[EXERCISE BRIEF]
The required result is the exact run of lines beginning at the one containing "Transcribe this image's" and ending at the last line of the entries.

▶

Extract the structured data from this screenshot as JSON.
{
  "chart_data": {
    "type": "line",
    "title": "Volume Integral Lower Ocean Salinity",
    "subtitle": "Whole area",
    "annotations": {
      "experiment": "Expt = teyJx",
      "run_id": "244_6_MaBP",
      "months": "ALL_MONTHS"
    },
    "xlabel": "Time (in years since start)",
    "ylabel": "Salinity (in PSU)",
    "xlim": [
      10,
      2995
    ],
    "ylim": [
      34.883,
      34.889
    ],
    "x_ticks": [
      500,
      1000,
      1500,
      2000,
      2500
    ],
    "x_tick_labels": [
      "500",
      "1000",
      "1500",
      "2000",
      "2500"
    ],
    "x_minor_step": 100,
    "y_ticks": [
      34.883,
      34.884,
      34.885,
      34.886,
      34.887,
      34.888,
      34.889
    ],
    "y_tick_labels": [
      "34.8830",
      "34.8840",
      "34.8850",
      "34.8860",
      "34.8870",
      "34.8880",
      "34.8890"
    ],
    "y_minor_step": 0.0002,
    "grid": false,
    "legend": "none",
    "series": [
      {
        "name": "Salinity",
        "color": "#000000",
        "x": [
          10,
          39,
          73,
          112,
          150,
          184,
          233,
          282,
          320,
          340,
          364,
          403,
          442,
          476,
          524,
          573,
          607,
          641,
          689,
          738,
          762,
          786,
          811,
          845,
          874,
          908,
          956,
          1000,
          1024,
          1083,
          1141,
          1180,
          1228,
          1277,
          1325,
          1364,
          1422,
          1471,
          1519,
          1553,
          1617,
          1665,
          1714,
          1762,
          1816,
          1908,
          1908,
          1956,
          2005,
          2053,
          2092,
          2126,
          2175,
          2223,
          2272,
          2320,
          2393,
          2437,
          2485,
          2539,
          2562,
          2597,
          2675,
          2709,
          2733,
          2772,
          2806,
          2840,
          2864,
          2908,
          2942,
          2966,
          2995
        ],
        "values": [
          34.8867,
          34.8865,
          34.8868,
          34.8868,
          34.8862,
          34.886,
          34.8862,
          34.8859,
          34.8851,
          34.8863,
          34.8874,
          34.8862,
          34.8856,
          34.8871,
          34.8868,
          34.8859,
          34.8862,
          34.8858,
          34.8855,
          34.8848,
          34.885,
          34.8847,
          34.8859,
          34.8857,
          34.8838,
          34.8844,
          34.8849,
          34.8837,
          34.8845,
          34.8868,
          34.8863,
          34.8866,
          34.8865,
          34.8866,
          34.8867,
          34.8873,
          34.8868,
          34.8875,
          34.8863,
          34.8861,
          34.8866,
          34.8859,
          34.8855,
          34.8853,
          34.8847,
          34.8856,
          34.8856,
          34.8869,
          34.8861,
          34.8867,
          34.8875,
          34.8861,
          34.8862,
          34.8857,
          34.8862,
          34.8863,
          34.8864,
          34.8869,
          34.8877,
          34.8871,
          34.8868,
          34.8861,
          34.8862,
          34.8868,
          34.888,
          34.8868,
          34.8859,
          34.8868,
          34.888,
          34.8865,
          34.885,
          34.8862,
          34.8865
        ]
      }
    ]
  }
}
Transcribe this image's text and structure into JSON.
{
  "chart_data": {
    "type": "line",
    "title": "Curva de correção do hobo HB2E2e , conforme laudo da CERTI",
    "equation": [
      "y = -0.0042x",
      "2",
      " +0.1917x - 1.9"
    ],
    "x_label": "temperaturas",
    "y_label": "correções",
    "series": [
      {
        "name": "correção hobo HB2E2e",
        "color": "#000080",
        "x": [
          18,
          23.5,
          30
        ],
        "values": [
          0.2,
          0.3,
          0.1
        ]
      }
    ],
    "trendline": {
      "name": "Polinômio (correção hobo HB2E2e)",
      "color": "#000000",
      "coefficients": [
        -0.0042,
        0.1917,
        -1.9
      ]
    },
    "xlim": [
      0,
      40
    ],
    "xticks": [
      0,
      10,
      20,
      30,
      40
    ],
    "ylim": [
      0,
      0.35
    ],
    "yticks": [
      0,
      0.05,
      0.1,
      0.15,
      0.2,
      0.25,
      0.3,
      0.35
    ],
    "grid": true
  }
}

◀

[REPLY]
Transcribe this image's text and structure into JSON.
{
  "chart_data": {
    "type": "line",
    "title": "Curva de correção do hobo HB2E2e , conforme laudo da CERTI",
    "equation": [
      "y = -0.0042x",
      "2",
      " +0.1917x - 1.9"
    ],
    "x_label": "temperaturas",
    "y_label": "correções",
    "series": [
      {
        "name": "correção hobo HB2E2e",
        "color": "#000080",
        "x": [
          18,
          23.5,
          30
        ],
        "values": [
          0.2,
          0.3,
          0.1
        ]
      }
    ],
    "trendline": {
      "name": "Polinômio (correção hobo HB2E2e)",
      "color": "#000000",
      "coefficients": [
        -0.0042,
        0.1917,
        -1.9
      ]
    },
    "xlim": [
      0,
      40
    ],
    "xticks": [
      0,
      10,
      20,
      30,
      40
    ],
    "ylim": [
      0,
      0.35
    ],
    "yticks": [
      0,
      0.05,
      0.1,
      0.15,
      0.2,
      0.25,
      0.3,
      0.35
    ],
    "grid": true
  }
}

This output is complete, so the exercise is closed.